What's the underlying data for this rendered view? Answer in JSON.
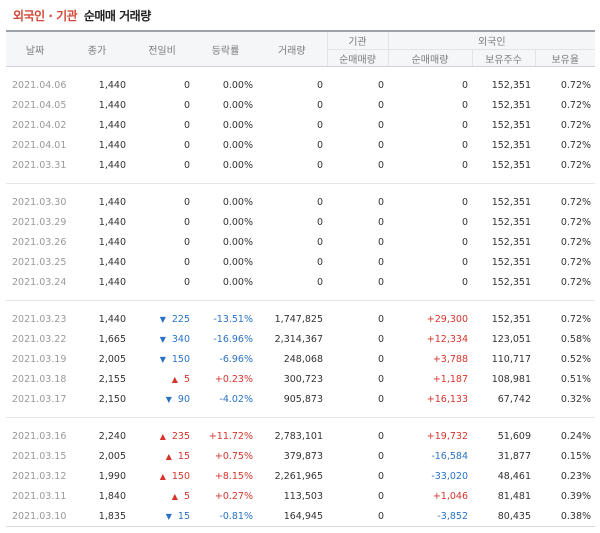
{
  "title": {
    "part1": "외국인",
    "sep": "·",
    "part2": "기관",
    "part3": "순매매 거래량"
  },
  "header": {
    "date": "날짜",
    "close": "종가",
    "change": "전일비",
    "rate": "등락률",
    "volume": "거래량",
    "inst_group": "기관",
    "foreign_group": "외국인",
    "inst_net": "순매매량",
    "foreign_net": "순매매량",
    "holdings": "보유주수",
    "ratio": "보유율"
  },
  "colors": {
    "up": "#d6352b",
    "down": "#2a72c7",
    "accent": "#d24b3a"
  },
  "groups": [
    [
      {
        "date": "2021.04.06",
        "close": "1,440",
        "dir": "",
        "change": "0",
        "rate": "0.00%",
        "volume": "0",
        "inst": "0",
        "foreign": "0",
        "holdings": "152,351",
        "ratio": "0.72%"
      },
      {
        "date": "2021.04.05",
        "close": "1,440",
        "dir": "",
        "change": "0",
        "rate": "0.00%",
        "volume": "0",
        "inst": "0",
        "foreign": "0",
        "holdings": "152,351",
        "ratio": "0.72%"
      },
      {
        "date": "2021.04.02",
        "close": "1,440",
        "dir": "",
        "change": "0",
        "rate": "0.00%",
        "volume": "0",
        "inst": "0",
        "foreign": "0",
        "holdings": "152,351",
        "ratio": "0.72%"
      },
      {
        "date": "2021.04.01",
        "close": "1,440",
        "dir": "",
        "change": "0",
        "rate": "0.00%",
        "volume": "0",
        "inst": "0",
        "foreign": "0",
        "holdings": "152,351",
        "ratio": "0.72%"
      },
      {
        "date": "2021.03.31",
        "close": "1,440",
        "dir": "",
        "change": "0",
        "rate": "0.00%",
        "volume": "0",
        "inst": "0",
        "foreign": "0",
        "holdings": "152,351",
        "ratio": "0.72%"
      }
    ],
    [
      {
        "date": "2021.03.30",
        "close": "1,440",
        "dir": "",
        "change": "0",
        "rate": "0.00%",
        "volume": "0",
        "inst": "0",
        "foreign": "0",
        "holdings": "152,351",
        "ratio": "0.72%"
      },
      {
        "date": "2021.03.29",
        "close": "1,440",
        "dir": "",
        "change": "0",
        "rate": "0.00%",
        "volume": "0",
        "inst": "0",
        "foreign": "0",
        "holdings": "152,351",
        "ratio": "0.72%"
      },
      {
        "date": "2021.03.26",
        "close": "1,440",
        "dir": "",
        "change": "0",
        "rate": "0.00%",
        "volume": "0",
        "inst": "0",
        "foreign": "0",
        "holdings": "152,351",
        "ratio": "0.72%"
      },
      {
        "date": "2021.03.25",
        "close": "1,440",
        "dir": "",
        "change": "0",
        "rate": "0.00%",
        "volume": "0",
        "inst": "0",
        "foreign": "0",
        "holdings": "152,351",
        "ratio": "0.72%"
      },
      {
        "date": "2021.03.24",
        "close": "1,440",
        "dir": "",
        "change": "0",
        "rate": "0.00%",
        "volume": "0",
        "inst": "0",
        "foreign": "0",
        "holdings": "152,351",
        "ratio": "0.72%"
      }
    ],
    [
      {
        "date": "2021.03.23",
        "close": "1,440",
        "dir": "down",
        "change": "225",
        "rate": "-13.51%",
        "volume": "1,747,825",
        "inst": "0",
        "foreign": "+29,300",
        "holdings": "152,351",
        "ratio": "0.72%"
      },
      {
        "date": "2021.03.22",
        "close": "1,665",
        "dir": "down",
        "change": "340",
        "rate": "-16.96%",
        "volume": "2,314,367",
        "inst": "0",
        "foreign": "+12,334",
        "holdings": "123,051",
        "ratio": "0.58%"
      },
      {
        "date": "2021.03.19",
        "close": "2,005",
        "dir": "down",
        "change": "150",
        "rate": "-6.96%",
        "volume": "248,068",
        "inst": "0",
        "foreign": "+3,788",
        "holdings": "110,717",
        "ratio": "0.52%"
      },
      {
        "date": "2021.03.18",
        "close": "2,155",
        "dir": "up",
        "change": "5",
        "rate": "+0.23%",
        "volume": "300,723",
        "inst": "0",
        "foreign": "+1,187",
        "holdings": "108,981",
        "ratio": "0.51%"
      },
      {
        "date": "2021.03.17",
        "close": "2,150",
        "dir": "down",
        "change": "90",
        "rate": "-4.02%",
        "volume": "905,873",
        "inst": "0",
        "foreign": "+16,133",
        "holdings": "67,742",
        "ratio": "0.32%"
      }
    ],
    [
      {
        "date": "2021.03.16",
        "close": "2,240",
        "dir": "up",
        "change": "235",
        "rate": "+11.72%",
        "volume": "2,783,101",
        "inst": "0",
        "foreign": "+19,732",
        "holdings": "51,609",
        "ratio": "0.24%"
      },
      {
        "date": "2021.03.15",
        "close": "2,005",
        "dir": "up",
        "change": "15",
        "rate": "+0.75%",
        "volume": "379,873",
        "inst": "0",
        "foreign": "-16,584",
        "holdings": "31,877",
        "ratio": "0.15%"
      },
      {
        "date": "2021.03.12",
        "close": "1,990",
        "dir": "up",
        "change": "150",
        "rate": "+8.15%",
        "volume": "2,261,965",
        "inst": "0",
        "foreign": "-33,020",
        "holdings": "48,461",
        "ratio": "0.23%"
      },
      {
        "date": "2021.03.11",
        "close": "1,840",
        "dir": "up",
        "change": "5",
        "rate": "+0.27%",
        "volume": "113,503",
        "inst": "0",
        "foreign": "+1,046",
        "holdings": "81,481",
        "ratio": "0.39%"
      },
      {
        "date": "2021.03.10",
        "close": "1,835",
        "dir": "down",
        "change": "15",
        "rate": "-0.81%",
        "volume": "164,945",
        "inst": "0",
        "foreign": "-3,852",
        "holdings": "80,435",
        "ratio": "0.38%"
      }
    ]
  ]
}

= = = =

- [GIVEN REQUEST]: Make an exact copy of every record, pictures excluded.

- [REPLY TO THE EXERCISE]:
What's the underlying data for this rendered view? Answer in JSON.
{
  "title": {
    "part1": "외국인",
    "sep": "·",
    "part2": "기관",
    "part3": "순매매 거래량"
  },
  "header": {
    "date": "날짜",
    "close": "종가",
    "change": "전일비",
    "rate": "등락률",
    "volume": "거래량",
    "inst_group": "기관",
    "foreign_group": "외국인",
    "inst_net": "순매매량",
    "foreign_net": "순매매량",
    "holdings": "보유주수",
    "ratio": "보유율"
  },
  "colors": {
    "up": "#d6352b",
    "down": "#2a72c7",
    "accent": "#d24b3a"
  },
  "groups": [
    [
      {
        "date": "2021.04.06",
        "close": "1,440",
        "dir": "",
        "change": "0",
        "rate": "0.00%",
        "volume": "0",
        "inst": "0",
        "foreign": "0",
        "holdings": "152,351",
        "ratio": "0.72%"
      },
      {
        "date": "2021.04.05",
        "close": "1,440",
        "dir": "",
        "change": "0",
        "rate": "0.00%",
        "volume": "0",
        "inst": "0",
        "foreign": "0",
        "holdings": "152,351",
        "ratio": "0.72%"
      },
      {
        "date": "2021.04.02",
        "close": "1,440",
        "dir": "",
        "change": "0",
        "rate": "0.00%",
        "volume": "0",
        "inst": "0",
        "foreign": "0",
        "holdings": "152,351",
        "ratio": "0.72%"
      },
      {
        "date": "2021.04.01",
        "close": "1,440",
        "dir": "",
        "change": "0",
        "rate": "0.00%",
        "volume": "0",
        "inst": "0",
        "foreign": "0",
        "holdings": "152,351",
        "ratio": "0.72%"
      },
      {
        "date": "2021.03.31",
        "close": "1,440",
        "dir": "",
        "change": "0",
        "rate": "0.00%",
        "volume": "0",
        "inst": "0",
        "foreign": "0",
        "holdings": "152,351",
        "ratio": "0.72%"
      }
    ],
    [
      {
        "date": "2021.03.30",
        "close": "1,440",
        "dir": "",
        "change": "0",
        "rate": "0.00%",
        "volume": "0",
        "inst": "0",
        "foreign": "0",
        "holdings": "152,351",
        "ratio": "0.72%"
      },
      {
        "date": "2021.03.29",
        "close": "1,440",
        "dir": "",
        "change": "0",
        "rate": "0.00%",
        "volume": "0",
        "inst": "0",
        "foreign": "0",
        "holdings": "152,351",
        "ratio": "0.72%"
      },
      {
        "date": "2021.03.26",
        "close": "1,440",
        "dir": "",
        "change": "0",
        "rate": "0.00%",
        "volume": "0",
        "inst": "0",
        "foreign": "0",
        "holdings": "152,351",
        "ratio": "0.72%"
      },
      {
        "date": "2021.03.25",
        "close": "1,440",
        "dir": "",
        "change": "0",
        "rate": "0.00%",
        "volume": "0",
        "inst": "0",
        "foreign": "0",
        "holdings": "152,351",
        "ratio": "0.72%"
      },
      {
        "date": "2021.03.24",
        "close": "1,440",
        "dir": "",
        "change": "0",
        "rate": "0.00%",
        "volume": "0",
        "inst": "0",
        "foreign": "0",
        "holdings": "152,351",
        "ratio": "0.72%"
      }
    ],
    [
      {
        "date": "2021.03.23",
        "close": "1,440",
        "dir": "down",
        "change": "225",
        "rate": "-13.51%",
        "volume": "1,747,825",
        "inst": "0",
        "foreign": "+29,300",
        "holdings": "152,351",
        "ratio": "0.72%"
      },
      {
        "date": "2021.03.22",
        "close": "1,665",
        "dir": "down",
        "change": "340",
        "rate": "-16.96%",
        "volume": "2,314,367",
        "inst": "0",
        "foreign": "+12,334",
        "holdings": "123,051",
        "ratio": "0.58%"
      },
      {
        "date": "2021.03.19",
        "close": "2,005",
        "dir": "down",
        "change": "150",
        "rate": "-6.96%",
        "volume": "248,068",
        "inst": "0",
        "foreign": "+3,788",
        "holdings": "110,717",
        "ratio": "0.52%"
      },
      {
        "date": "2021.03.18",
        "close": "2,155",
        "dir": "up",
        "change": "5",
        "rate": "+0.23%",
        "volume": "300,723",
        "inst": "0",
        "foreign": "+1,187",
        "holdings": "108,981",
        "ratio": "0.51%"
      },
      {
        "date": "2021.03.17",
        "close": "2,150",
        "dir": "down",
        "change": "90",
        "rate": "-4.02%",
        "volume": "905,873",
        "inst": "0",
        "foreign": "+16,133",
        "holdings": "67,742",
        "ratio": "0.32%"
      }
    ],
    [
      {
        "date": "2021.03.16",
        "close": "2,240",
        "dir": "up",
        "change": "235",
        "rate": "+11.72%",
        "volume": "2,783,101",
        "inst": "0",
        "foreign": "+19,732",
        "holdings": "51,609",
        "ratio": "0.24%"
      },
      {
        "date": "2021.03.15",
        "close": "2,005",
        "dir": "up",
        "change": "15",
        "rate": "+0.75%",
        "volume": "379,873",
        "inst": "0",
        "foreign": "-16,584",
        "holdings": "31,877",
        "ratio": "0.15%"
      },
      {
        "date": "2021.03.12",
        "close": "1,990",
        "dir": "up",
        "change": "150",
        "rate": "+8.15%",
        "volume": "2,261,965",
        "inst": "0",
        "foreign": "-33,020",
        "holdings": "48,461",
        "ratio": "0.23%"
      },
      {
        "date": "2021.03.11",
        "close": "1,840",
        "dir": "up",
        "change": "5",
        "rate": "+0.27%",
        "volume": "113,503",
        "inst": "0",
        "foreign": "+1,046",
        "holdings": "81,481",
        "ratio": "0.39%"
      },
      {
        "date": "2021.03.10",
        "close": "1,835",
        "dir": "down",
        "change": "15",
        "rate": "-0.81%",
        "volume": "164,945",
        "inst": "0",
        "foreign": "-3,852",
        "holdings": "80,435",
        "ratio": "0.38%"
      }
    ]
  ]
}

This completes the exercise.